• _What you will do_
Go through the records underneath and count the lines that include the string "until". Give nothing but the number.

--- Start Materials provided ---

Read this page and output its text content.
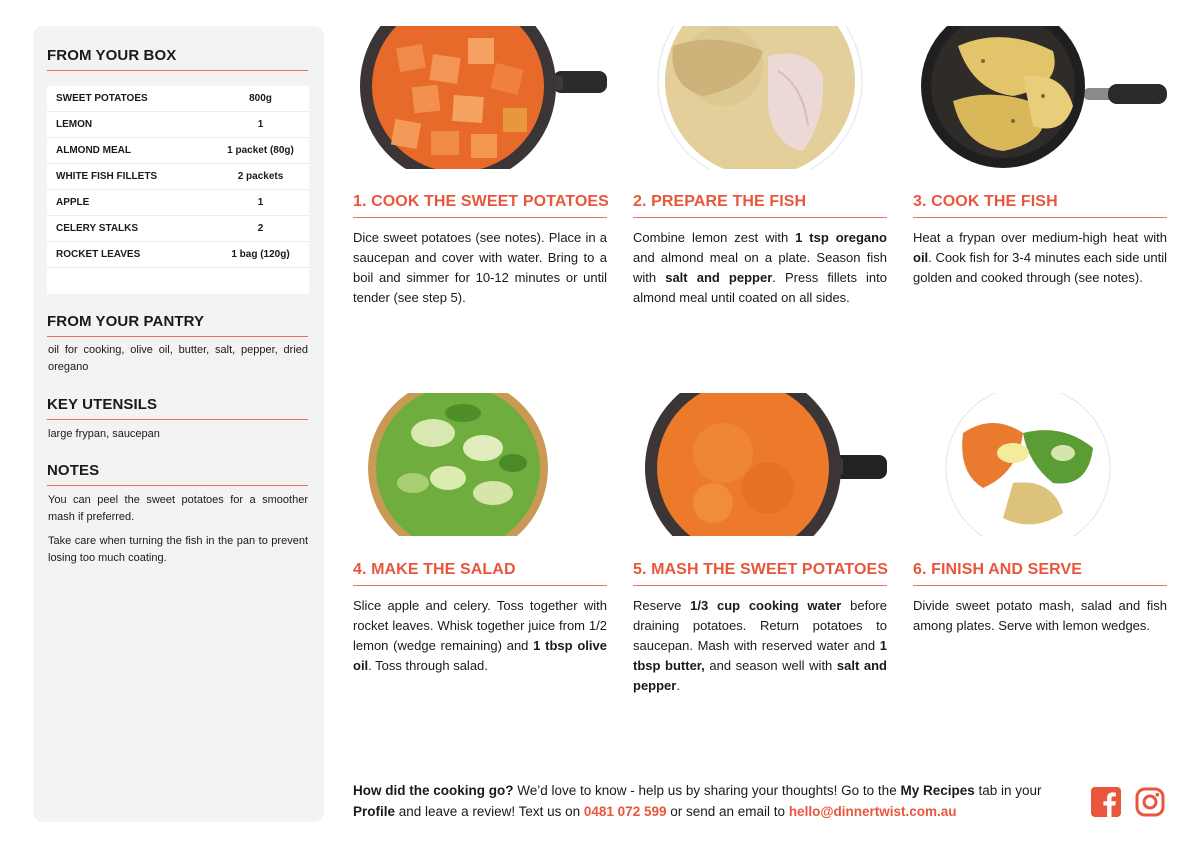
FROM YOUR BOX
SWEET POTATOES	800g
LEMON	1
ALMOND MEAL	1 packet (80g)
WHITE FISH FILLETS	2 packets
APPLE	1
CELERY STALKS	2
ROCKET LEAVES	1 bag (120g)
FROM YOUR PANTRY
oil for cooking, olive oil, butter, salt, pepper, dried oregano
KEY UTENSILS
large frypan, saucepan
NOTES
You can peel the sweet potatoes for a smoother mash if preferred.
Take care when turning the fish in the pan to prevent losing too much coating.
1. COOK THE SWEET POTATOES
Dice sweet potatoes (see notes). Place in a saucepan and cover with water. Bring to a boil and simmer for 10-12 minutes or until tender (see step 5).
2. PREPARE THE FISH
Combine lemon zest with 1 tsp oregano and almond meal on a plate. Season fish with salt and pepper. Press fillets into almond meal until coated on all sides.
3. COOK THE FISH
Heat a frypan over medium-high heat with oil. Cook fish for 3-4 minutes each side until golden and cooked through (see notes).
4. MAKE THE SALAD
Slice apple and celery. Toss together with rocket leaves. Whisk together juice from 1/2 lemon (wedge remaining) and 1 tbsp olive oil. Toss through salad.
5. MASH THE SWEET POTATOES
Reserve 1/3 cup cooking water before draining potatoes. Return potatoes to saucepan. Mash with reserved water and 1 tbsp butter, and season well with salt and pepper.
6. FINISH AND SERVE
Divide sweet potato mash, salad and fish among plates. Serve with lemon wedges.
How did the cooking go? We’d love to know - help us by sharing your thoughts! Go to the My Recipes tab in your Profile and leave a review! Text us on 0481 072 599 or send an email to hello@dinnertwist.com.au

--- End Materials provided ---

• _Exercise output_
3